Work to be completed: Below are some records. Copy every line in them that holds "dewpoint".

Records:
════════════════════
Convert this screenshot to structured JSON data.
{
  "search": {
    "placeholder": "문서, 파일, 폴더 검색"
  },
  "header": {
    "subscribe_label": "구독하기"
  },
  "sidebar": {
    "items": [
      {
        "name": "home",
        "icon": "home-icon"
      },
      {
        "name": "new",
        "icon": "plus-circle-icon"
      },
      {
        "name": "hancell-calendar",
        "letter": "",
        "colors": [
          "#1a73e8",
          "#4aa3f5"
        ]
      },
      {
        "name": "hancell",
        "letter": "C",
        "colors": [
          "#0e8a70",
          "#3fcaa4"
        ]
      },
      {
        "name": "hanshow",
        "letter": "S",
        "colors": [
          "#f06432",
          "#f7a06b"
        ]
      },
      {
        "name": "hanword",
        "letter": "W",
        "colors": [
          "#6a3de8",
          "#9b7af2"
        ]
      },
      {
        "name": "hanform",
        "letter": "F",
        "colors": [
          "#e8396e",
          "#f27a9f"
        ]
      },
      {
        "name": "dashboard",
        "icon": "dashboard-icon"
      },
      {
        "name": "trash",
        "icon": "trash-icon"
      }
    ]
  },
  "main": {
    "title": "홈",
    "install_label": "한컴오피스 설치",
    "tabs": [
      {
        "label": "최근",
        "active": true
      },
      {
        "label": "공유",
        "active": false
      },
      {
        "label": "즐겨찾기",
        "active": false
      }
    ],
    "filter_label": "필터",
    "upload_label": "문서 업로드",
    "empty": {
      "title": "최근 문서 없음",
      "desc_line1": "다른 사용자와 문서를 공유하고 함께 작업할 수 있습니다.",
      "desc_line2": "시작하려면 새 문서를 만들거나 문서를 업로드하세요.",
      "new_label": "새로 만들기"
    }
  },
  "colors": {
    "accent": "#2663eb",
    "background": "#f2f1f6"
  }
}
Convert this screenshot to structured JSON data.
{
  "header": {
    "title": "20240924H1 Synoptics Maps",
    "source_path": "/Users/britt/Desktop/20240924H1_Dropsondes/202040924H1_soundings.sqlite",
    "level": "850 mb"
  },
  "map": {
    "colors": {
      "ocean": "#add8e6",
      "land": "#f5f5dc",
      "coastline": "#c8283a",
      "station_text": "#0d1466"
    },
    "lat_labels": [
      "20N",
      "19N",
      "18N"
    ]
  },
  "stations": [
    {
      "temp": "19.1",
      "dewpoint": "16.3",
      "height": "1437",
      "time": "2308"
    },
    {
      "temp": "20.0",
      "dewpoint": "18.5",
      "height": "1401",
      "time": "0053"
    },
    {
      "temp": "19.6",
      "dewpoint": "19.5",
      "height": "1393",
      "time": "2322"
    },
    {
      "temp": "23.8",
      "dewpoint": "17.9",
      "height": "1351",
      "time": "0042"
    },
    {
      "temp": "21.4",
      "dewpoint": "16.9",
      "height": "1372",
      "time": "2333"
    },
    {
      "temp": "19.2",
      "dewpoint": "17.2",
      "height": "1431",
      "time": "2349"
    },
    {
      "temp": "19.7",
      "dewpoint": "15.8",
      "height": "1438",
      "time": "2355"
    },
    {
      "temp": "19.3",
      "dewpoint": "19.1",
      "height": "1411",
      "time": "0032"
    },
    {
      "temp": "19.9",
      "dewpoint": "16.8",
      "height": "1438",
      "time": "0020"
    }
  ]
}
════════════════════
Result of this task:
      "dewpoint": "16.3",
      "dewpoint": "18.5",
      "dewpoint": "19.5",
      "dewpoint": "17.9",
      "dewpoint": "16.9",
      "dewpoint": "17.2",
      "dewpoint": "15.8",
      "dewpoint": "19.1",
      "dewpoint": "16.8",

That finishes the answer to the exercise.